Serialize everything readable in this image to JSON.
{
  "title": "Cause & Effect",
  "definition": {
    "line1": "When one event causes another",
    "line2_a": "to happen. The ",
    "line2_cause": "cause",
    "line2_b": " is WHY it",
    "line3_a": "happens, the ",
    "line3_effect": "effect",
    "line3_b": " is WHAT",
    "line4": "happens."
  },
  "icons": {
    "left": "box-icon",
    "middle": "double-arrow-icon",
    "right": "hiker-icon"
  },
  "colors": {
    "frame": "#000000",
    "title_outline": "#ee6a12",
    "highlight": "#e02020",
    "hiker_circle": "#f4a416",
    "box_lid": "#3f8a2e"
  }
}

* * * *

**Stated exercise**: Above are some records. Print them all exactly.

**Exercise output**:
Serialize everything readable in this image to JSON.
{
  "title": "Cause & Effect",
  "definition": {
    "line1": "When one event causes another",
    "line2_a": "to happen. The ",
    "line2_cause": "cause",
    "line2_b": " is WHY it",
    "line3_a": "happens, the ",
    "line3_effect": "effect",
    "line3_b": " is WHAT",
    "line4": "happens."
  },
  "icons": {
    "left": "box-icon",
    "middle": "double-arrow-icon",
    "right": "hiker-icon"
  },
  "colors": {
    "frame": "#000000",
    "title_outline": "#ee6a12",
    "highlight": "#e02020",
    "hiker_circle": "#f4a416",
    "box_lid": "#3f8a2e"
  }
}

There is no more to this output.